DIRECTIONS FOR THIS TASK ::
Locate each line holding the string "JSON" and copy it.

AVAILABLE RECORDS ::
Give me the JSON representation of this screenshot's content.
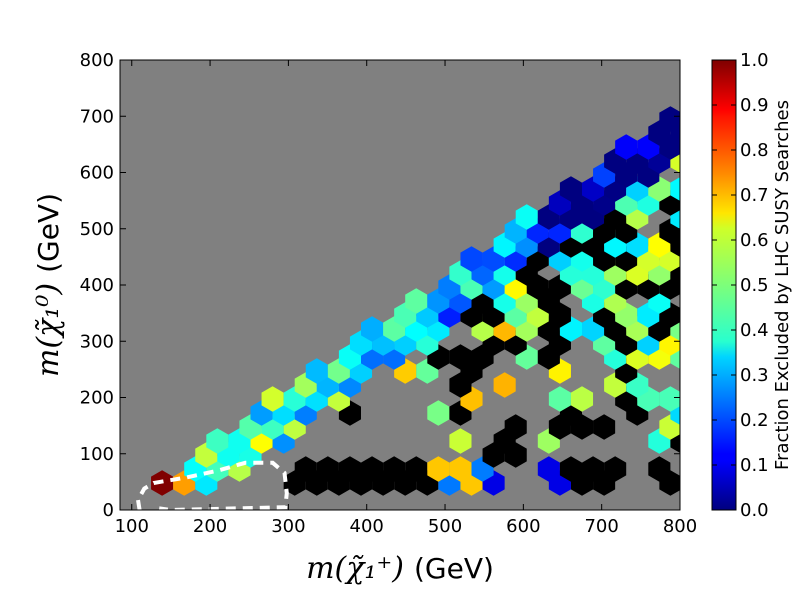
{
  "chart_data": {
    "type": "heatmap",
    "subtype": "hexbin",
    "title": "",
    "xlabel": "m(χ̃₁⁺)",
    "xlabel_unit": "(GeV)",
    "ylabel": "m(χ̃₁⁰)",
    "ylabel_unit": "(GeV)",
    "xlim": [
      85,
      800
    ],
    "ylim": [
      0,
      800
    ],
    "xticks": [
      "100",
      "200",
      "300",
      "400",
      "500",
      "600",
      "700",
      "800"
    ],
    "yticks": [
      "0",
      "100",
      "200",
      "300",
      "400",
      "500",
      "600",
      "700",
      "800"
    ],
    "colorbar": {
      "label": "Fraction Excluded by LHC SUSY Searches",
      "range": [
        0.0,
        1.0
      ],
      "colormap": "jet",
      "ticks": [
        "0.0",
        "0.1",
        "0.2",
        "0.3",
        "0.4",
        "0.5",
        "0.6",
        "0.7",
        "0.8",
        "0.9",
        "1.0"
      ]
    },
    "background_color": "#808080",
    "excluded_color": "#000000",
    "grid": false,
    "contour": {
      "style": "white dashed",
      "points": [
        [
          110,
          0
        ],
        [
          108,
          18
        ],
        [
          116,
          38
        ],
        [
          128,
          48
        ],
        [
          170,
          58
        ],
        [
          210,
          70
        ],
        [
          245,
          84
        ],
        [
          280,
          84
        ],
        [
          295,
          66
        ],
        [
          298,
          30
        ],
        [
          296,
          5
        ],
        [
          150,
          0
        ],
        [
          135,
          3
        ]
      ]
    }
  }
}
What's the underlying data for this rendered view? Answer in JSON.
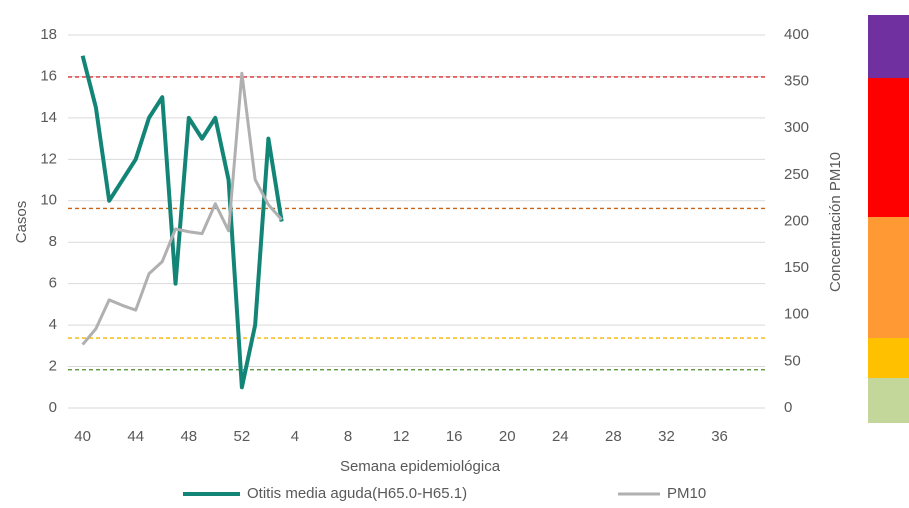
{
  "chart_data": {
    "type": "line",
    "x_label": "Semana epidemiológica",
    "y_label": "Casos",
    "y2_label": "Concentración PM10",
    "categories": [
      "40",
      null,
      null,
      null,
      "44",
      null,
      null,
      null,
      "48",
      null,
      null,
      null,
      "52",
      null,
      null,
      null,
      "4",
      null,
      null,
      null,
      "8",
      null,
      null,
      null,
      "12",
      null,
      null,
      null,
      "16",
      null,
      null,
      null,
      "20",
      null,
      null,
      null,
      "24",
      null,
      null,
      null,
      "28",
      null,
      null,
      null,
      "32",
      null,
      null,
      null,
      "36",
      null,
      null,
      null
    ],
    "series": [
      {
        "name": "Otitis media aguda(H65.0-H65.1)",
        "color": "#138577",
        "axis": "y",
        "values": [
          17,
          14.5,
          10,
          11,
          12,
          14,
          15,
          6,
          14,
          13,
          14,
          11,
          1,
          4,
          13,
          9,
          null,
          null,
          null,
          null,
          null,
          null,
          null,
          null,
          null,
          null,
          null,
          null,
          null,
          null,
          null,
          null,
          null,
          null,
          null,
          null,
          null,
          null,
          null,
          null,
          null,
          null,
          null,
          null,
          null,
          null,
          null,
          null,
          null,
          null,
          null,
          null
        ]
      },
      {
        "name": "PM10",
        "color": "#b0b0b0",
        "axis": "y2",
        "values": [
          68,
          85,
          116,
          110,
          105,
          144,
          157,
          192,
          189,
          187,
          219,
          190,
          359,
          245,
          218,
          202,
          null,
          null,
          null,
          null,
          null,
          null,
          null,
          null,
          null,
          null,
          null,
          null,
          null,
          null,
          null,
          null,
          null,
          null,
          null,
          null,
          null,
          null,
          null,
          null,
          null,
          null,
          null,
          null,
          null,
          null,
          null,
          null,
          null,
          null,
          null,
          null
        ]
      }
    ],
    "reference_lines": [
      {
        "value": 355,
        "color": "#e32222"
      },
      {
        "value": 214,
        "color": "#c8651b"
      },
      {
        "value": 75,
        "color": "#f2b800"
      },
      {
        "value": 41,
        "color": "#4f8a2e"
      }
    ],
    "ylim": [
      0,
      18
    ],
    "yticks": [
      0,
      2,
      4,
      6,
      8,
      10,
      12,
      14,
      16,
      18
    ],
    "y2lim": [
      0,
      400
    ],
    "y2ticks": [
      0,
      50,
      100,
      150,
      200,
      250,
      300,
      350,
      400
    ],
    "grid": true
  }
}
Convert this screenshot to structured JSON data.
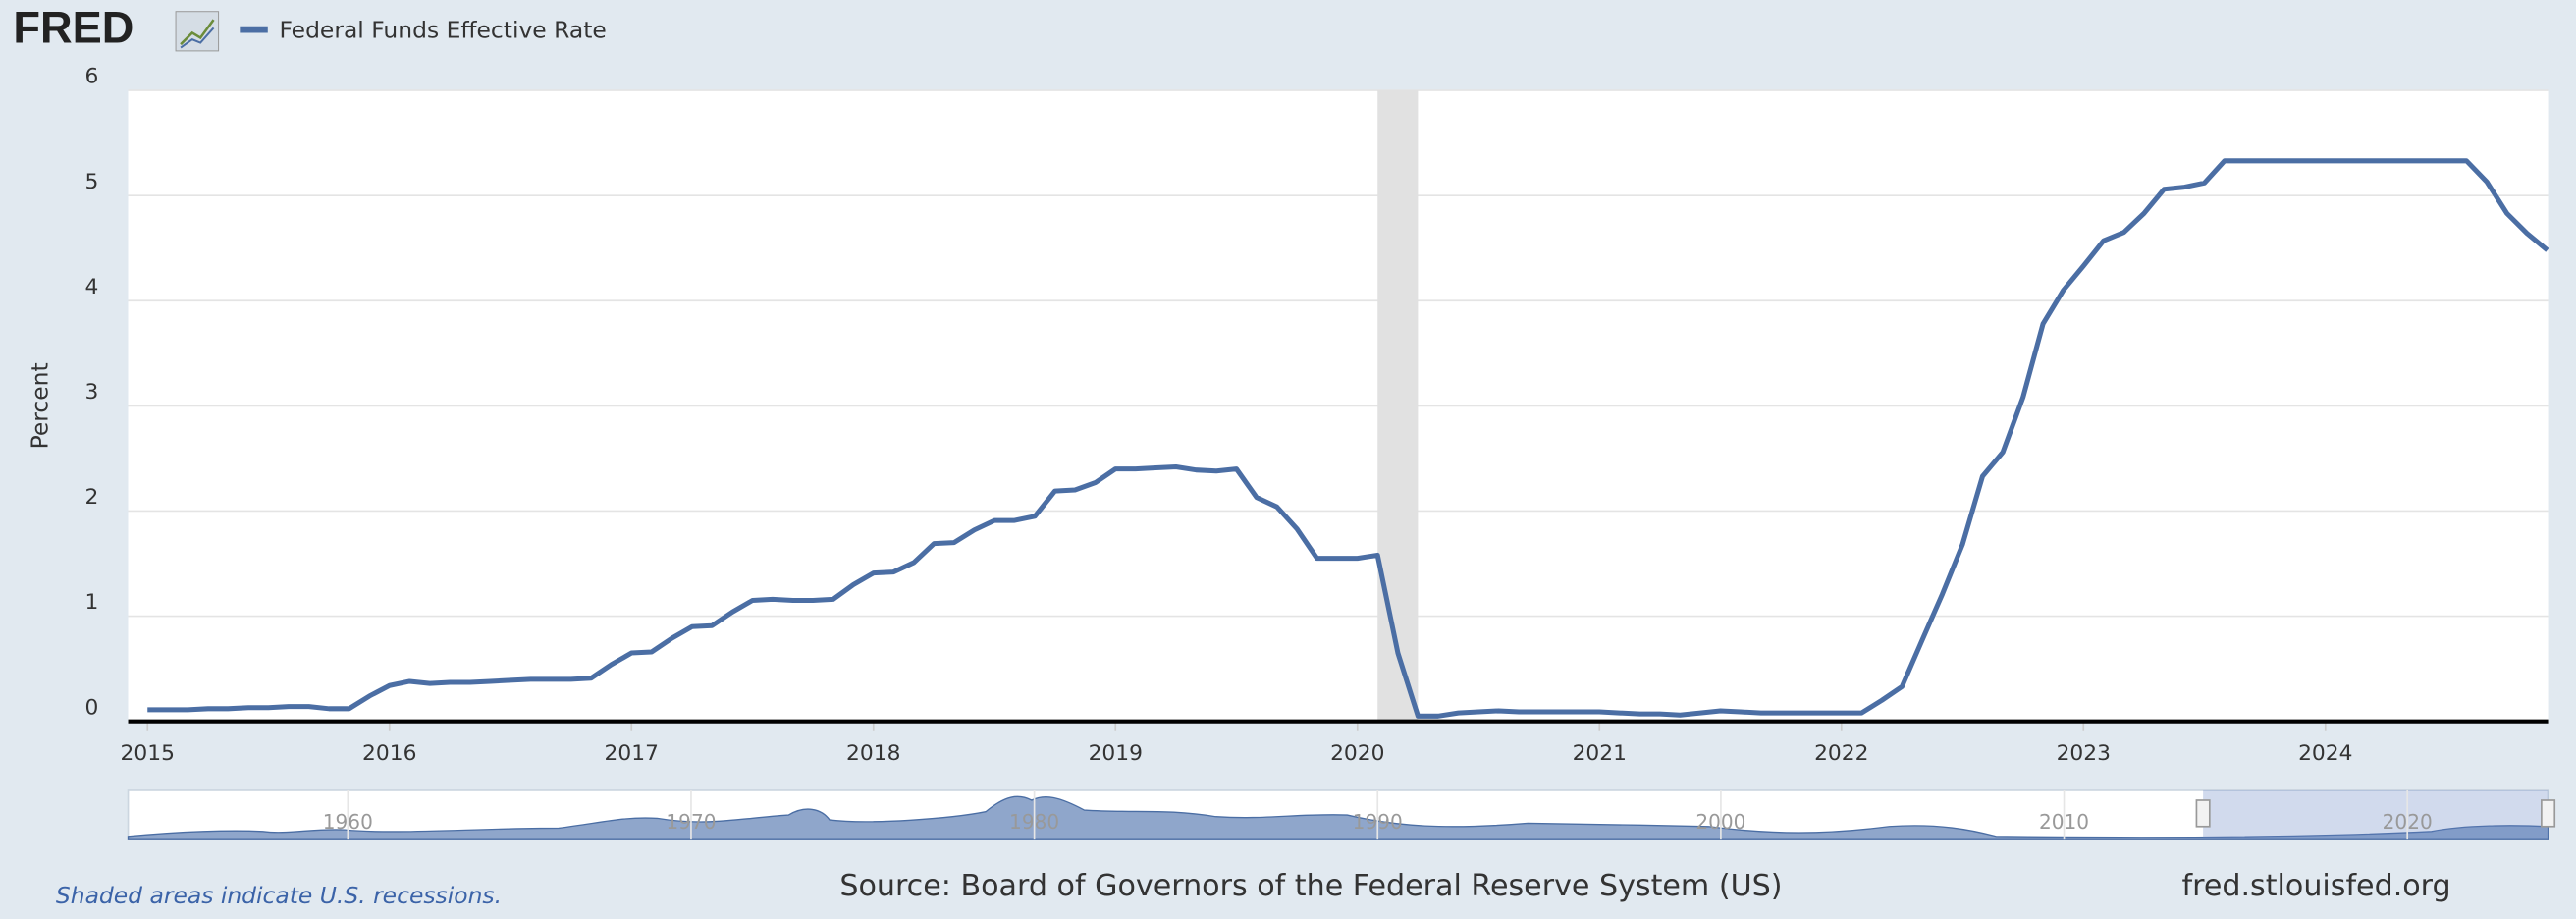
{
  "chart_data": {
    "type": "line",
    "logo": "FRED",
    "y_label": "Percent",
    "series": [
      {
        "name": "Federal Funds Effective Rate",
        "color": "#4b6ea4",
        "values": [
          0.11,
          0.11,
          0.11,
          0.12,
          0.12,
          0.13,
          0.13,
          0.14,
          0.14,
          0.12,
          0.12,
          0.24,
          0.34,
          0.38,
          0.36,
          0.37,
          0.37,
          0.38,
          0.39,
          0.4,
          0.4,
          0.4,
          0.41,
          0.54,
          0.65,
          0.66,
          0.79,
          0.9,
          0.91,
          1.04,
          1.15,
          1.16,
          1.15,
          1.15,
          1.16,
          1.3,
          1.41,
          1.42,
          1.51,
          1.69,
          1.7,
          1.82,
          1.91,
          1.91,
          1.95,
          2.19,
          2.2,
          2.27,
          2.4,
          2.4,
          2.41,
          2.42,
          2.39,
          2.38,
          2.4,
          2.13,
          2.04,
          1.83,
          1.55,
          1.55,
          1.55,
          1.58,
          0.65,
          0.05,
          0.05,
          0.08,
          0.09,
          0.1,
          0.09,
          0.09,
          0.09,
          0.09,
          0.09,
          0.08,
          0.07,
          0.07,
          0.06,
          0.08,
          0.1,
          0.09,
          0.08,
          0.08,
          0.08,
          0.08,
          0.08,
          0.08,
          0.2,
          0.33,
          0.77,
          1.21,
          1.68,
          2.33,
          2.56,
          3.08,
          3.78,
          4.1,
          4.33,
          4.57,
          4.65,
          4.83,
          5.06,
          5.08,
          5.12,
          5.33,
          5.33,
          5.33,
          5.33,
          5.33,
          5.33,
          5.33,
          5.33,
          5.33,
          5.33,
          5.33,
          5.33,
          5.33,
          5.13,
          4.83,
          4.64,
          4.48
        ]
      }
    ],
    "x": [
      2015,
      2015.083,
      2015.167,
      2015.25,
      2015.333,
      2015.417,
      2015.5,
      2015.583,
      2015.667,
      2015.75,
      2015.833,
      2015.917,
      2016,
      2016.083,
      2016.167,
      2016.25,
      2016.333,
      2016.417,
      2016.5,
      2016.583,
      2016.667,
      2016.75,
      2016.833,
      2016.917,
      2017,
      2017.083,
      2017.167,
      2017.25,
      2017.333,
      2017.417,
      2017.5,
      2017.583,
      2017.667,
      2017.75,
      2017.833,
      2017.917,
      2018,
      2018.083,
      2018.167,
      2018.25,
      2018.333,
      2018.417,
      2018.5,
      2018.583,
      2018.667,
      2018.75,
      2018.833,
      2018.917,
      2019,
      2019.083,
      2019.167,
      2019.25,
      2019.333,
      2019.417,
      2019.5,
      2019.583,
      2019.667,
      2019.75,
      2019.833,
      2019.917,
      2020,
      2020.083,
      2020.167,
      2020.25,
      2020.333,
      2020.417,
      2020.5,
      2020.583,
      2020.667,
      2020.75,
      2020.833,
      2020.917,
      2021,
      2021.083,
      2021.167,
      2021.25,
      2021.333,
      2021.417,
      2021.5,
      2021.583,
      2021.667,
      2021.75,
      2021.833,
      2021.917,
      2022,
      2022.083,
      2022.167,
      2022.25,
      2022.333,
      2022.417,
      2022.5,
      2022.583,
      2022.667,
      2022.75,
      2022.833,
      2022.917,
      2023,
      2023.083,
      2023.167,
      2023.25,
      2023.333,
      2023.417,
      2023.5,
      2023.583,
      2023.667,
      2023.75,
      2023.833,
      2023.917,
      2024,
      2024.083,
      2024.167,
      2024.25,
      2024.333,
      2024.417,
      2024.5,
      2024.583,
      2024.667,
      2024.75,
      2024.833,
      2024.917
    ],
    "xlim": [
      2014.92,
      2024.92
    ],
    "xticks": [
      2015,
      2016,
      2017,
      2018,
      2019,
      2020,
      2021,
      2022,
      2023,
      2024
    ],
    "ylim": [
      0,
      6
    ],
    "yticks": [
      0,
      1,
      2,
      3,
      4,
      5,
      6
    ],
    "grid": true,
    "recessions": [
      {
        "start": 2020.083,
        "end": 2020.25
      }
    ],
    "recession_note": "Shaded areas indicate U.S. recessions.",
    "navigator": {
      "xlim": [
        1953.6,
        2024.1
      ],
      "xticks": [
        1960,
        1970,
        1980,
        1990,
        2000,
        2010,
        2020
      ]
    },
    "source": "Source: Board of Governors of the Federal Reserve System (US)",
    "site": "fred.stlouisfed.org"
  }
}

ANSWER ::
Give me the JSON representation of this screenshot's content.
What's the underlying data for this rendered view? Answer in JSON.
Convert this screenshot to structured JSON data.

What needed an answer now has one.